## Extracted data
━━━━━━━━━━━━━━━━

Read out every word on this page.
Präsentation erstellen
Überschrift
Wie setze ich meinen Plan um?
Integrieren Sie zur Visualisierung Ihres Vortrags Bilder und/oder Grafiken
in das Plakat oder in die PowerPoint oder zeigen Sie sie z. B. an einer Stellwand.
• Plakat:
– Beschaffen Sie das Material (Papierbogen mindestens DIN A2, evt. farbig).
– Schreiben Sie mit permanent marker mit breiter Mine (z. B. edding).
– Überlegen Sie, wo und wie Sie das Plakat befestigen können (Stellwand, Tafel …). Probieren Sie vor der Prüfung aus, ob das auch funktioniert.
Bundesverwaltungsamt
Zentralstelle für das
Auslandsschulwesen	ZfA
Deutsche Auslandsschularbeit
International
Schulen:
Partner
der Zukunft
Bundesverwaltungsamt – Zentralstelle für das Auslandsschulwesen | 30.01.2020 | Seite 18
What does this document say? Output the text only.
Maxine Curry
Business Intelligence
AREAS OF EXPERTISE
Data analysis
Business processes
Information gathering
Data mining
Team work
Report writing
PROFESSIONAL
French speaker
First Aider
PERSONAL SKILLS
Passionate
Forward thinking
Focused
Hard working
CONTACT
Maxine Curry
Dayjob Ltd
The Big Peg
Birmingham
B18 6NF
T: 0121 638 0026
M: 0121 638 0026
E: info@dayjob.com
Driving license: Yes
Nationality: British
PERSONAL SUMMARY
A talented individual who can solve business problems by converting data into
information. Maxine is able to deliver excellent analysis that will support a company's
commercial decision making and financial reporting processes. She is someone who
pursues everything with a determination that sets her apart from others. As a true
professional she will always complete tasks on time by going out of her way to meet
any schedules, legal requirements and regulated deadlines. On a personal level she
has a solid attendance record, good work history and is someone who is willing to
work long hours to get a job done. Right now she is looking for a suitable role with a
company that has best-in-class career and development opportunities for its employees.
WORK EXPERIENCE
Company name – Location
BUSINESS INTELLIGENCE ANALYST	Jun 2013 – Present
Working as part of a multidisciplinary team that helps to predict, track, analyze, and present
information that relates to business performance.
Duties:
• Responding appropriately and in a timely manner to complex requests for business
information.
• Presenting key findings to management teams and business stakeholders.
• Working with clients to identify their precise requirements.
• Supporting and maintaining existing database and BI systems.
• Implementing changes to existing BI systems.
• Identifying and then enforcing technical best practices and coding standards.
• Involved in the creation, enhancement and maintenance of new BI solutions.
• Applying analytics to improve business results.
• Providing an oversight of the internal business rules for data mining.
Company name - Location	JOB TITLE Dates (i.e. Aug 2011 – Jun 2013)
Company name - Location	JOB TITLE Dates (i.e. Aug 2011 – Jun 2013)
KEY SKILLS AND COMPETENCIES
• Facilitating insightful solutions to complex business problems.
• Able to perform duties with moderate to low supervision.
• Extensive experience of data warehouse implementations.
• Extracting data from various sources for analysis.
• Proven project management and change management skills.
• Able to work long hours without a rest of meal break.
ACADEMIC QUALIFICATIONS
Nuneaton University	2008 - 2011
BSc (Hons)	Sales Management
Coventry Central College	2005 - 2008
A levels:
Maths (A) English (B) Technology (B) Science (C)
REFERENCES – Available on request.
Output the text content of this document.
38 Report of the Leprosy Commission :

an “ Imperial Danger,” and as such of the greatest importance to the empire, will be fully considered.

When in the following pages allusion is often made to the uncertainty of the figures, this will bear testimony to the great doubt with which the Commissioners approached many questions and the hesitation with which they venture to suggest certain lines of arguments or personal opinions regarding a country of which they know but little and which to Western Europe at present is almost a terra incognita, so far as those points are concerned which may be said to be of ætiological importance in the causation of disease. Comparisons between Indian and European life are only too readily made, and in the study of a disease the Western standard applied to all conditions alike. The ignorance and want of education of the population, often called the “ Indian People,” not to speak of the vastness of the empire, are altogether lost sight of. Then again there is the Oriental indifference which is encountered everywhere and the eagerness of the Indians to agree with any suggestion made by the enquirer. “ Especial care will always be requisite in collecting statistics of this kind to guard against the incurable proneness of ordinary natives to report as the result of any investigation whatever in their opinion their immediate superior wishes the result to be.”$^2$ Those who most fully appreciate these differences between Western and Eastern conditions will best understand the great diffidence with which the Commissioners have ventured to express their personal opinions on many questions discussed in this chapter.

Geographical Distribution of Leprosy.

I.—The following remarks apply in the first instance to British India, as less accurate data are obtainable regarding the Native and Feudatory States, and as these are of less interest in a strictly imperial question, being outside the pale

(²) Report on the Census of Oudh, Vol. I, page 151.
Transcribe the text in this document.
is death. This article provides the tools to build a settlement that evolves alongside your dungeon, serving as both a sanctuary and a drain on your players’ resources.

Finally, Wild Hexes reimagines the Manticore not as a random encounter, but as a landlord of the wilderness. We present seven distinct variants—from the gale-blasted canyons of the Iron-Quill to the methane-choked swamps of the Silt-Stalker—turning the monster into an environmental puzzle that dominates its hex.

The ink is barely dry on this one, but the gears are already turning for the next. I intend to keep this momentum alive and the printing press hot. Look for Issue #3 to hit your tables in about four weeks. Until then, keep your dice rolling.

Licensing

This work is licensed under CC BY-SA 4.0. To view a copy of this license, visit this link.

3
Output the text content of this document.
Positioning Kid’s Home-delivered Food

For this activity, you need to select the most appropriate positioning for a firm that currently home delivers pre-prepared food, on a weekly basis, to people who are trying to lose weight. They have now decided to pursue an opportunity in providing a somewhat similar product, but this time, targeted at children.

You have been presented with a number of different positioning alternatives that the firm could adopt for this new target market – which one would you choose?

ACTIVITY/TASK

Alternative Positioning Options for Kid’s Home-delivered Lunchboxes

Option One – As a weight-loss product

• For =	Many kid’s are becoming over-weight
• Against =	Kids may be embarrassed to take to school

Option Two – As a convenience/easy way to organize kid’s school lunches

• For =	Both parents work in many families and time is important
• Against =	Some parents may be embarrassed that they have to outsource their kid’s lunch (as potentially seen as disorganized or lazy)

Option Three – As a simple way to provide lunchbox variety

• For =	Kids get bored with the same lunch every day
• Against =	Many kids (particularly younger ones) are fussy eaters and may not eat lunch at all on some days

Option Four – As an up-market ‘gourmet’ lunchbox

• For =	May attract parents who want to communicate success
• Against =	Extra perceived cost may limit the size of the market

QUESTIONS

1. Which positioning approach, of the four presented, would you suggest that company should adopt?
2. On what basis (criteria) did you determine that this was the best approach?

━━━━━━━━━━━━━━━━

## Exercise
Write every entry out again exactly.

## Response below
Read out every word on this page.
Präsentation erstellen
Überschrift
Wie setze ich meinen Plan um?
Integrieren Sie zur Visualisierung Ihres Vortrags Bilder und/oder Grafiken
in das Plakat oder in die PowerPoint oder zeigen Sie sie z. B. an einer Stellwand.
• Plakat:
– Beschaffen Sie das Material (Papierbogen mindestens DIN A2, evt. farbig).
– Schreiben Sie mit permanent marker mit breiter Mine (z. B. edding).
– Überlegen Sie, wo und wie Sie das Plakat befestigen können (Stellwand, Tafel …). Probieren Sie vor der Prüfung aus, ob das auch funktioniert.
Bundesverwaltungsamt
Zentralstelle für das
Auslandsschulwesen	ZfA
Deutsche Auslandsschularbeit
International
Schulen:
Partner
der Zukunft
Bundesverwaltungsamt – Zentralstelle für das Auslandsschulwesen | 30.01.2020 | Seite 18
What does this document say? Output the text only.
Maxine Curry
Business Intelligence
AREAS OF EXPERTISE
Data analysis
Business processes
Information gathering
Data mining
Team work
Report writing
PROFESSIONAL
French speaker
First Aider
PERSONAL SKILLS
Passionate
Forward thinking
Focused
Hard working
CONTACT
Maxine Curry
Dayjob Ltd
The Big Peg
Birmingham
B18 6NF
T: 0121 638 0026
M: 0121 638 0026
E: info@dayjob.com
Driving license: Yes
Nationality: British
PERSONAL SUMMARY
A talented individual who can solve business problems by converting data into
information. Maxine is able to deliver excellent analysis that will support a company's
commercial decision making and financial reporting processes. She is someone who
pursues everything with a determination that sets her apart from others. As a true
professional she will always complete tasks on time by going out of her way to meet
any schedules, legal requirements and regulated deadlines. On a personal level she
has a solid attendance record, good work history and is someone who is willing to
work long hours to get a job done. Right now she is looking for a suitable role with a
company that has best-in-class career and development opportunities for its employees.
WORK EXPERIENCE
Company name – Location
BUSINESS INTELLIGENCE ANALYST	Jun 2013 – Present
Working as part of a multidisciplinary team that helps to predict, track, analyze, and present
information that relates to business performance.
Duties:
• Responding appropriately and in a timely manner to complex requests for business
information.
• Presenting key findings to management teams and business stakeholders.
• Working with clients to identify their precise requirements.
• Supporting and maintaining existing database and BI systems.
• Implementing changes to existing BI systems.
• Identifying and then enforcing technical best practices and coding standards.
• Involved in the creation, enhancement and maintenance of new BI solutions.
• Applying analytics to improve business results.
• Providing an oversight of the internal business rules for data mining.
Company name - Location	JOB TITLE Dates (i.e. Aug 2011 – Jun 2013)
Company name - Location	JOB TITLE Dates (i.e. Aug 2011 – Jun 2013)
KEY SKILLS AND COMPETENCIES
• Facilitating insightful solutions to complex business problems.
• Able to perform duties with moderate to low supervision.
• Extensive experience of data warehouse implementations.
• Extracting data from various sources for analysis.
• Proven project management and change management skills.
• Able to work long hours without a rest of meal break.
ACADEMIC QUALIFICATIONS
Nuneaton University	2008 - 2011
BSc (Hons)	Sales Management
Coventry Central College	2005 - 2008
A levels:
Maths (A) English (B) Technology (B) Science (C)
REFERENCES – Available on request.
Output the text content of this document.
38 Report of the Leprosy Commission :

an “ Imperial Danger,” and as such of the greatest importance to the empire, will be fully considered.

When in the following pages allusion is often made to the uncertainty of the figures, this will bear testimony to the great doubt with which the Commissioners approached many questions and the hesitation with which they venture to suggest certain lines of arguments or personal opinions regarding a country of which they know but little and which to Western Europe at present is almost a terra incognita, so far as those points are concerned which may be said to be of ætiological importance in the causation of disease. Comparisons between Indian and European life are only too readily made, and in the study of a disease the Western standard applied to all conditions alike. The ignorance and want of education of the population, often called the “ Indian People,” not to speak of the vastness of the empire, are altogether lost sight of. Then again there is the Oriental indifference which is encountered everywhere and the eagerness of the Indians to agree with any suggestion made by the enquirer. “ Especial care will always be requisite in collecting statistics of this kind to guard against the incurable proneness of ordinary natives to report as the result of any investigation whatever in their opinion their immediate superior wishes the result to be.”$^2$ Those who most fully appreciate these differences between Western and Eastern conditions will best understand the great diffidence with which the Commissioners have ventured to express their personal opinions on many questions discussed in this chapter.

Geographical Distribution of Leprosy.

I.—The following remarks apply in the first instance to British India, as less accurate data are obtainable regarding the Native and Feudatory States, and as these are of less interest in a strictly imperial question, being outside the pale

(²) Report on the Census of Oudh, Vol. I, page 151.
Transcribe the text in this document.
is death. This article provides the tools to build a settlement that evolves alongside your dungeon, serving as both a sanctuary and a drain on your players’ resources.

Finally, Wild Hexes reimagines the Manticore not as a random encounter, but as a landlord of the wilderness. We present seven distinct variants—from the gale-blasted canyons of the Iron-Quill to the methane-choked swamps of the Silt-Stalker—turning the monster into an environmental puzzle that dominates its hex.

The ink is barely dry on this one, but the gears are already turning for the next. I intend to keep this momentum alive and the printing press hot. Look for Issue #3 to hit your tables in about four weeks. Until then, keep your dice rolling.

Licensing

This work is licensed under CC BY-SA 4.0. To view a copy of this license, visit this link.

3
Output the text content of this document.
Positioning Kid’s Home-delivered Food

For this activity, you need to select the most appropriate positioning for a firm that currently home delivers pre-prepared food, on a weekly basis, to people who are trying to lose weight. They have now decided to pursue an opportunity in providing a somewhat similar product, but this time, targeted at children.

You have been presented with a number of different positioning alternatives that the firm could adopt for this new target market – which one would you choose?

ACTIVITY/TASK

Alternative Positioning Options for Kid’s Home-delivered Lunchboxes

Option One – As a weight-loss product

• For =	Many kid’s are becoming over-weight
• Against =	Kids may be embarrassed to take to school

Option Two – As a convenience/easy way to organize kid’s school lunches

• For =	Both parents work in many families and time is important
• Against =	Some parents may be embarrassed that they have to outsource their kid’s lunch (as potentially seen as disorganized or lazy)

Option Three – As a simple way to provide lunchbox variety

• For =	Kids get bored with the same lunch every day
• Against =	Many kids (particularly younger ones) are fussy eaters and may not eat lunch at all on some days

Option Four – As an up-market ‘gourmet’ lunchbox

• For =	May attract parents who want to communicate success
• Against =	Extra perceived cost may limit the size of the market

QUESTIONS

1. Which positioning approach, of the four presented, would you suggest that company should adopt?
2. On what basis (criteria) did you determine that this was the best approach?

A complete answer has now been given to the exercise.